*Dataset excerpts*.
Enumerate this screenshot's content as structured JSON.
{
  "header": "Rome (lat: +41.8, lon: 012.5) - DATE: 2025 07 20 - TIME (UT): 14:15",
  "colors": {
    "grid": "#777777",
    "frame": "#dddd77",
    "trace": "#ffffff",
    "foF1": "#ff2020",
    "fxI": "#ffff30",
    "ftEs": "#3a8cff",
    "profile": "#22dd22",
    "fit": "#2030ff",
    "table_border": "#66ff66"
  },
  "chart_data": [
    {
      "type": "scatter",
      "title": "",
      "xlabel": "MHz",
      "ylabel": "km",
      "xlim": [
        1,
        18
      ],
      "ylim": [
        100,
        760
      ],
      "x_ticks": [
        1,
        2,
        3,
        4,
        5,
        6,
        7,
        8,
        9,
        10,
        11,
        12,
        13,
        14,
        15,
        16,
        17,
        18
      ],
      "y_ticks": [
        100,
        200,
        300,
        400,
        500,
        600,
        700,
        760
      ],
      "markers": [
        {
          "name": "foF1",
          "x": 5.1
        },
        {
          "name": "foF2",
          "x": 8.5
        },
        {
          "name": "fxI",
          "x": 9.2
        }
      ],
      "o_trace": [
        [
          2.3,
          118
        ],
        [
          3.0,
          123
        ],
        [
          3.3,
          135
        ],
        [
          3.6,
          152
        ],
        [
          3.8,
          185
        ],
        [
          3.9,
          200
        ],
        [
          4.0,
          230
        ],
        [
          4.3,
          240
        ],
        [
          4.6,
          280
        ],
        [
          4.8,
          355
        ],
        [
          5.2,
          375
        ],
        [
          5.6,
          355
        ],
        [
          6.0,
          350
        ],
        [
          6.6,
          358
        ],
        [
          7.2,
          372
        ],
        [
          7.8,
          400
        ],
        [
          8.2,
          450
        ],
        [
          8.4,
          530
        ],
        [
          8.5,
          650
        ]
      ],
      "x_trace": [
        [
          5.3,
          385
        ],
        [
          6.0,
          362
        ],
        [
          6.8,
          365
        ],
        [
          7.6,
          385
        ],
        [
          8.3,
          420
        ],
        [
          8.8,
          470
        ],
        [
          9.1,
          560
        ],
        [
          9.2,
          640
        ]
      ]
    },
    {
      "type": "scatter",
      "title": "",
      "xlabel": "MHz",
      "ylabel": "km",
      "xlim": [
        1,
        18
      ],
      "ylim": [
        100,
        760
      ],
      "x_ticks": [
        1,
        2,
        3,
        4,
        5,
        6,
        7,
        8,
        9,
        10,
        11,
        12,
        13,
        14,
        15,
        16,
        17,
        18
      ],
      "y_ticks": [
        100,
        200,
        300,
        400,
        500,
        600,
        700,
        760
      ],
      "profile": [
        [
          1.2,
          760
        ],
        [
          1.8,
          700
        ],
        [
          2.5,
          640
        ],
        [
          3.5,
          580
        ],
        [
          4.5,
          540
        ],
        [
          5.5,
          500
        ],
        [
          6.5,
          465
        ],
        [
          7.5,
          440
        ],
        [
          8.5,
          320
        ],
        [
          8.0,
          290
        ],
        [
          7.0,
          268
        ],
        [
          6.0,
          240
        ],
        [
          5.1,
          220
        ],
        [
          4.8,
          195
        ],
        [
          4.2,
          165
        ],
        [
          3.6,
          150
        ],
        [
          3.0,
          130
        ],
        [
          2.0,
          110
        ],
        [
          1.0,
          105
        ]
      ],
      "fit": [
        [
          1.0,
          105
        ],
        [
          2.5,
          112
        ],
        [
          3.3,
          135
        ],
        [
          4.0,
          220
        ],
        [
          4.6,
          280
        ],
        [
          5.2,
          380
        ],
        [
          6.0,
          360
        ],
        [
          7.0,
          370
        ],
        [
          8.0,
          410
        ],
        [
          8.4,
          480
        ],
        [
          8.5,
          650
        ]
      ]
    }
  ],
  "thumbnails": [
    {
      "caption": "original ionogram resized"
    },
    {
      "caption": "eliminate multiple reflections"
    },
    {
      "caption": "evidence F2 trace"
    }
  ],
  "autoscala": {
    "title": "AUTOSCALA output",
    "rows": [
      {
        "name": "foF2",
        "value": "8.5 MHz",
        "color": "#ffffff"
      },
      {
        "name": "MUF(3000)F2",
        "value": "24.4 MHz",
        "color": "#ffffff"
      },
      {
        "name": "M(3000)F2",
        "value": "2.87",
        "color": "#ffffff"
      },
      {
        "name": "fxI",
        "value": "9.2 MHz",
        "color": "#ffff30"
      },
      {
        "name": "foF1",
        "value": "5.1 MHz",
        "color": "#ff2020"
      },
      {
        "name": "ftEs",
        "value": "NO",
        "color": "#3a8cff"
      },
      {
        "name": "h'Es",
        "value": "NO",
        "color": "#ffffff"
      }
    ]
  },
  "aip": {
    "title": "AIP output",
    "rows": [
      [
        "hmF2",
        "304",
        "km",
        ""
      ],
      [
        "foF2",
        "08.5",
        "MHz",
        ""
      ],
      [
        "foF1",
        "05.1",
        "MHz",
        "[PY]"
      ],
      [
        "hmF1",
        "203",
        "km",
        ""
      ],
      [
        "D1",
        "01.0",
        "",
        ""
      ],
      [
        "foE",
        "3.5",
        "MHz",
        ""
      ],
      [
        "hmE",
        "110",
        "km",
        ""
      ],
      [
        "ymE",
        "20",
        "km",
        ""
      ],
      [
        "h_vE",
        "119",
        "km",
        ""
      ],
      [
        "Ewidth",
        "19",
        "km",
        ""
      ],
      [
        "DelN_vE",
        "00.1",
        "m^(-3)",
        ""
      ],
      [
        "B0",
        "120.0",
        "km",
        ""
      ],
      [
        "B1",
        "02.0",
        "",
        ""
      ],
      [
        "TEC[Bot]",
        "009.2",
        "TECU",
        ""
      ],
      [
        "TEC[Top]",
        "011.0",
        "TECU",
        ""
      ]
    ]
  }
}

*Description of the task*. Gather all lines of the records that include the word "output".

*Exercise answer*.
    "title": "AUTOSCALA output",
    "title": "AIP output",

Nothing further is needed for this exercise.